++++ Data rows ++++
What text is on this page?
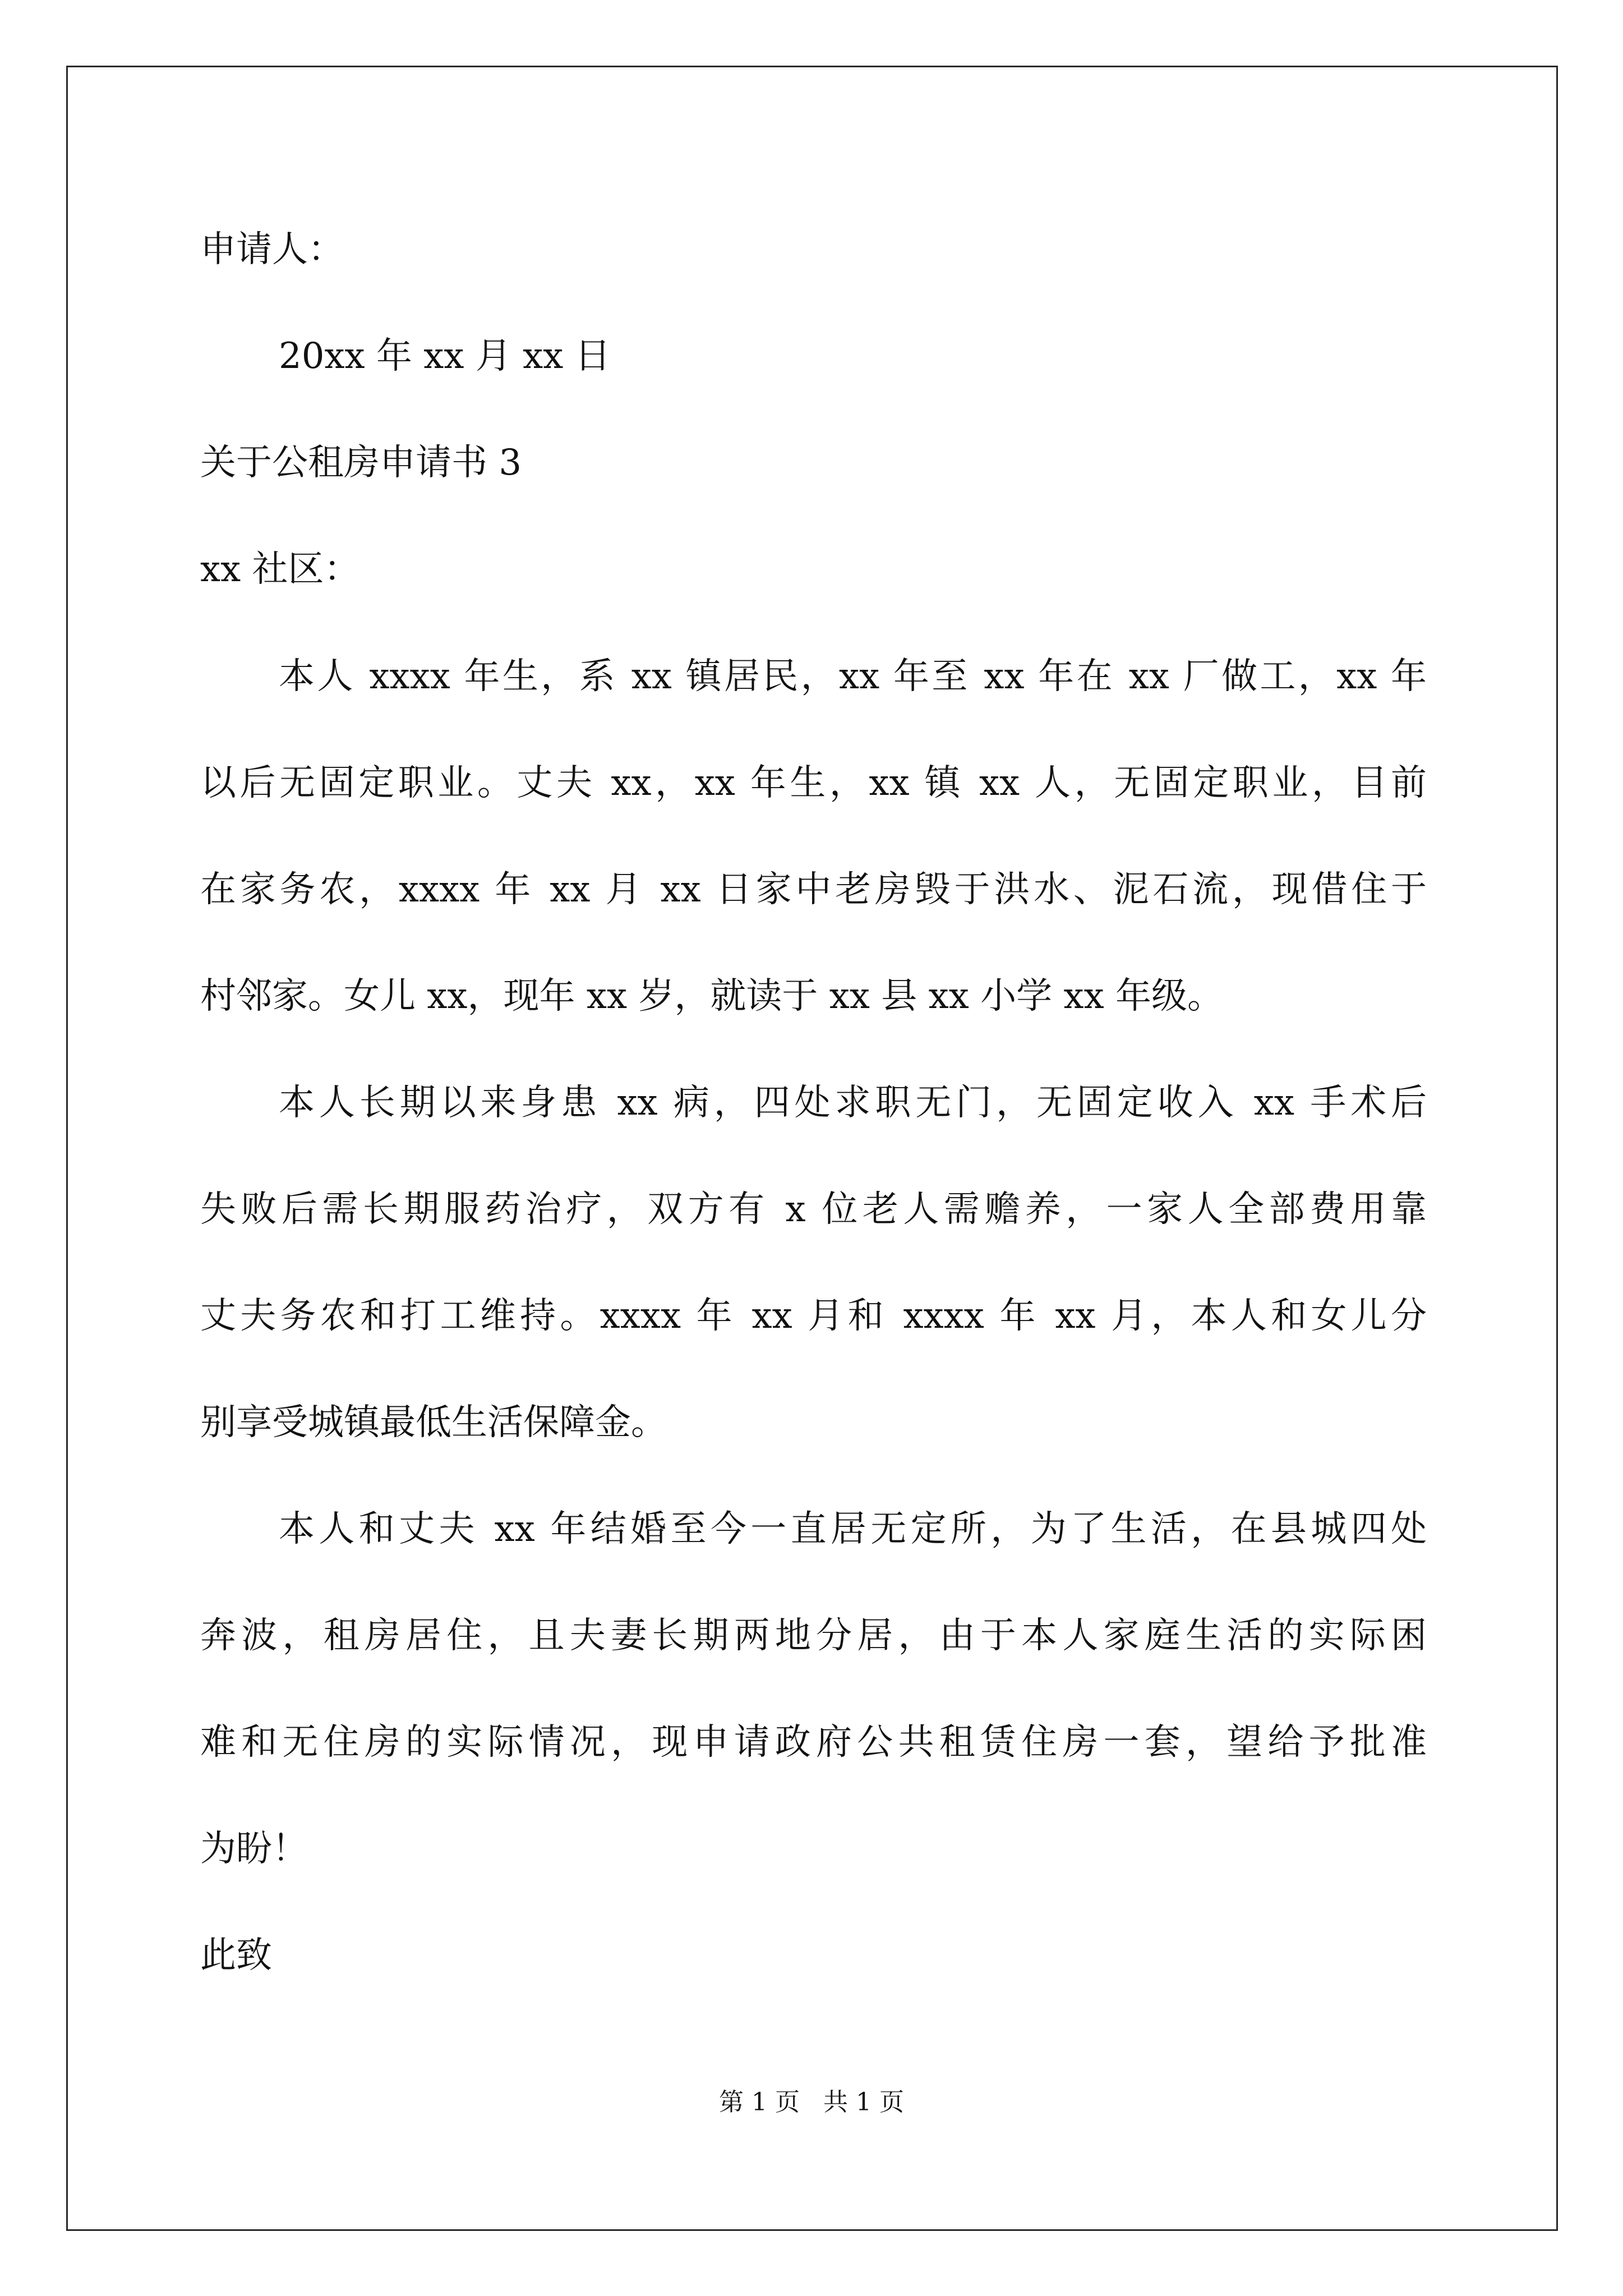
申请人：
20xx 年 xx 月 xx 日
关于公租房申请书 3
xx 社区：
本人 xxxx 年生，系 xx 镇居民，xx 年至 xx 年在 xx 厂做工，xx 年
以后无固定职业。丈夫 xx，xx 年生，xx 镇 xx 人，无固定职业，目前
在家务农，xxxx 年 xx 月 xx 日家中老房毁于洪水、泥石流，现借住于
村邻家。女儿 xx，现年 xx 岁，就读于 xx 县 xx 小学 xx 年级。
本人长期以来身患 xx 病，四处求职无门，无固定收入 xx 手术后
失败后需长期服药治疗，双方有 x 位老人需赡养，一家人全部费用靠
丈夫务农和打工维持。xxxx 年 xx 月和 xxxx 年 xx 月，本人和女儿分
别享受城镇最低生活保障金。
本人和丈夫 xx 年结婚至今一直居无定所，为了生活，在县城四处
奔波，租房居住，且夫妻长期两地分居，由于本人家庭生活的实际困
难和无住房的实际情况，现申请政府公共租赁住房一套，望给予批准
为盼！
此致
第 1 页   共 1 页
++++
#### [Exercise directions]
Reproduce all entries exactly. Pictures do not belong in the copy.

#### [Response]
What text is on this page?
申请人：
20xx 年 xx 月 xx 日
关于公租房申请书 3
xx 社区：
本人 xxxx 年生，系 xx 镇居民，xx 年至 xx 年在 xx 厂做工，xx 年
以后无固定职业。丈夫 xx，xx 年生，xx 镇 xx 人，无固定职业，目前
在家务农，xxxx 年 xx 月 xx 日家中老房毁于洪水、泥石流，现借住于
村邻家。女儿 xx，现年 xx 岁，就读于 xx 县 xx 小学 xx 年级。
本人长期以来身患 xx 病，四处求职无门，无固定收入 xx 手术后
失败后需长期服药治疗，双方有 x 位老人需赡养，一家人全部费用靠
丈夫务农和打工维持。xxxx 年 xx 月和 xxxx 年 xx 月，本人和女儿分
别享受城镇最低生活保障金。
本人和丈夫 xx 年结婚至今一直居无定所，为了生活，在县城四处
奔波，租房居住，且夫妻长期两地分居，由于本人家庭生活的实际困
难和无住房的实际情况，现申请政府公共租赁住房一套，望给予批准
为盼！
此致
第 1 页   共 1 页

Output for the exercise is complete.